──────── The records ────────
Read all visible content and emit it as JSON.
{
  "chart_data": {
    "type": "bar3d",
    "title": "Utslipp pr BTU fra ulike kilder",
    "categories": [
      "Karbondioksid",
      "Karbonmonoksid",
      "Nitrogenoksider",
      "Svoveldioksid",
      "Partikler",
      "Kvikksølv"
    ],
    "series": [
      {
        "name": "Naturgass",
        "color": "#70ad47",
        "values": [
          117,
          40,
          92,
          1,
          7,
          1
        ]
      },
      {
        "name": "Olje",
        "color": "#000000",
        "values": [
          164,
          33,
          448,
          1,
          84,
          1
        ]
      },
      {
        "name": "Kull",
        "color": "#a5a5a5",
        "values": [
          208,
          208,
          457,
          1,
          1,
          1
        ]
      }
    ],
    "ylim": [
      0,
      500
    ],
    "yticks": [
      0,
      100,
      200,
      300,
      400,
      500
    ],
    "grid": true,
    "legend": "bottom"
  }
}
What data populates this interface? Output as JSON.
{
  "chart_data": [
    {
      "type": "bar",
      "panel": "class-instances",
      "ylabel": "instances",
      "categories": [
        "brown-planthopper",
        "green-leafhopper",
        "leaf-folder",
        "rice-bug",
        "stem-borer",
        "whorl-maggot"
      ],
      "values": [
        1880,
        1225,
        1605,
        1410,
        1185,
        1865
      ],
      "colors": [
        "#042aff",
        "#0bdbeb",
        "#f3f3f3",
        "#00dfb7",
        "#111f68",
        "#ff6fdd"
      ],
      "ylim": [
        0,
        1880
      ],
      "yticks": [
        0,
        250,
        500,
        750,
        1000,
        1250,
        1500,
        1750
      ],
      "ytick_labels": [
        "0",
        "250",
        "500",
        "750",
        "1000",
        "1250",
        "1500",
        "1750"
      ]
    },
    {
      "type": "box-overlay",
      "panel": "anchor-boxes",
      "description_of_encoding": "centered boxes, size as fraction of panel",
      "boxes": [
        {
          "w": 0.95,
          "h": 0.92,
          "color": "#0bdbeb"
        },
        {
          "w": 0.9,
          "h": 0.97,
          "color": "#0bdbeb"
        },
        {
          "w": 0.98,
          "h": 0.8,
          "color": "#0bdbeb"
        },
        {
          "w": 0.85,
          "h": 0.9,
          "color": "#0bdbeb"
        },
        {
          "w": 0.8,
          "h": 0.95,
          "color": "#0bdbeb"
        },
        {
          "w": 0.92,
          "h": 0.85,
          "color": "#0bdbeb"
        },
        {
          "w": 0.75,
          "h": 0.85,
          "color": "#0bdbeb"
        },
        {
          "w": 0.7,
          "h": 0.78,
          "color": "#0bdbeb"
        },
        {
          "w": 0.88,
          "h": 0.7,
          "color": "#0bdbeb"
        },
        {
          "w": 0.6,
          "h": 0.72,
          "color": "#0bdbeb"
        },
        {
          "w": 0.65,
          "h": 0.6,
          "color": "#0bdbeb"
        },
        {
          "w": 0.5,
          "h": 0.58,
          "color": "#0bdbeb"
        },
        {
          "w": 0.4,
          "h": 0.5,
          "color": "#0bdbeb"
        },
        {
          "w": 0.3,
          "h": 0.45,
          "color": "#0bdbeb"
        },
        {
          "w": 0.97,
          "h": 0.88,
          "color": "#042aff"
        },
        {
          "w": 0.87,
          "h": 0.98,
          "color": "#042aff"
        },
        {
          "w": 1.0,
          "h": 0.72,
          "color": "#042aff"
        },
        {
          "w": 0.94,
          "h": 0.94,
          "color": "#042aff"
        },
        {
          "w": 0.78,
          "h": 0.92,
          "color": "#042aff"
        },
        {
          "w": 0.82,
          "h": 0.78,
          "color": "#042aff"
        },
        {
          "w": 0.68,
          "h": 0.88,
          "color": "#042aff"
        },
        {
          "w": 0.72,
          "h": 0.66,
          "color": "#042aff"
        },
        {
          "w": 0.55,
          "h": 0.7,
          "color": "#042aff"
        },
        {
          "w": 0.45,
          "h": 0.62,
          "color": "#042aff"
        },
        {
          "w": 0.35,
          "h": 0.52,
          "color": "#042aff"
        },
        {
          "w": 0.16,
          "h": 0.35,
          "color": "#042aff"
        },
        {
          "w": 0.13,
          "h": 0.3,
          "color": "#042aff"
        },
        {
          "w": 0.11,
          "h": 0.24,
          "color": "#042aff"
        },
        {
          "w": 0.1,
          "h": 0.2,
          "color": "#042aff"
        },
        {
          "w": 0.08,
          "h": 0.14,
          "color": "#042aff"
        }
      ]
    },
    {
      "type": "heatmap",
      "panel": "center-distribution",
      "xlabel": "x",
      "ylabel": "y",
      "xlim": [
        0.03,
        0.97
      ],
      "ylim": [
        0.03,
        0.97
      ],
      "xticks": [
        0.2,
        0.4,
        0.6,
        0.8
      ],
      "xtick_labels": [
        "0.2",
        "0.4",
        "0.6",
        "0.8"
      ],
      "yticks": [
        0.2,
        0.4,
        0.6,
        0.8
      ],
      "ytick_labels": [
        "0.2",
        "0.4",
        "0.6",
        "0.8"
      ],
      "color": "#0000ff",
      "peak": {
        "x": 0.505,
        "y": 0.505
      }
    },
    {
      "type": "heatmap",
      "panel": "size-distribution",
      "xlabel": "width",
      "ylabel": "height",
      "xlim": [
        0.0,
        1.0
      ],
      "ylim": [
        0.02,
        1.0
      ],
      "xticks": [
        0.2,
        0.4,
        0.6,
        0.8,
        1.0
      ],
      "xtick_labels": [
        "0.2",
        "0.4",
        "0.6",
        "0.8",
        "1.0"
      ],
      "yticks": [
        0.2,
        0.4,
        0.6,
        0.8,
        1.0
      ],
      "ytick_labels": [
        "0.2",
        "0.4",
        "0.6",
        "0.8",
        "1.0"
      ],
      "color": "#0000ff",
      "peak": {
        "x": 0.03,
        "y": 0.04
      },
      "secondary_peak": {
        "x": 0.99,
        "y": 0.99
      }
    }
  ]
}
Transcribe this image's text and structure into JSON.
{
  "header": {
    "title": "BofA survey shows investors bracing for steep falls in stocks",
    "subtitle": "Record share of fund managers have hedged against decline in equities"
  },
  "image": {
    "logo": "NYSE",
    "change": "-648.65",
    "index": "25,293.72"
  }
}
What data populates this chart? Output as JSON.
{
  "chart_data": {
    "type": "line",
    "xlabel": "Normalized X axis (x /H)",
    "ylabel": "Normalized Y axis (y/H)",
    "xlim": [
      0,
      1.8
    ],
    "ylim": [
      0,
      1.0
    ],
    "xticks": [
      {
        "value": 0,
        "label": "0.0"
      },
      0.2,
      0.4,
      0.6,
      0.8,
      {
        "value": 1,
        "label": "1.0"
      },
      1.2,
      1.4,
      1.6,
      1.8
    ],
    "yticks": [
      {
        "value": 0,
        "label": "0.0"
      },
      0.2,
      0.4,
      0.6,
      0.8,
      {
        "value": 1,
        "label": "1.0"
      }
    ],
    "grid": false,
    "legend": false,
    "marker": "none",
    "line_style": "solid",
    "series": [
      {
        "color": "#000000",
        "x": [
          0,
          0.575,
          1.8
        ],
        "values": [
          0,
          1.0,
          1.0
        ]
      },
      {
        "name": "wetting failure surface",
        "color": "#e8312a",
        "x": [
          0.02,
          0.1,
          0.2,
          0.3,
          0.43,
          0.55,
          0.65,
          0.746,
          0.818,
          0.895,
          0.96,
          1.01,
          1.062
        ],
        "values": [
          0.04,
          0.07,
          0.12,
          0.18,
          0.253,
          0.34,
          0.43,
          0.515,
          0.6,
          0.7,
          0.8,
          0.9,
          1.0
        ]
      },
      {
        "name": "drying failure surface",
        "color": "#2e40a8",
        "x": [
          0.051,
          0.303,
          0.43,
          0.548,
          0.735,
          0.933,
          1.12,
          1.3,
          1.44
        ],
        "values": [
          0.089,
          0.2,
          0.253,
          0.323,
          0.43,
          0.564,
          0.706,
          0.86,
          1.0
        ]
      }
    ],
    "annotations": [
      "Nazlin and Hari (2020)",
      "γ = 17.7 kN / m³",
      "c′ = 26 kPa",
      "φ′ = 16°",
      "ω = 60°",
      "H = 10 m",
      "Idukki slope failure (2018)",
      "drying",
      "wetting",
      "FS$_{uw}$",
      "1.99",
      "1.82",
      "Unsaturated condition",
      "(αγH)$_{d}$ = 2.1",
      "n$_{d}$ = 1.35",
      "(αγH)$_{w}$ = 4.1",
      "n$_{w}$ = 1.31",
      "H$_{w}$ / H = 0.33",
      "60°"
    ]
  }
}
────────
Task to carry out:
Filter the records above for lines containing the word "drying", and copy those lines.

Final result:
        "name": "drying failure surface",
      "drying",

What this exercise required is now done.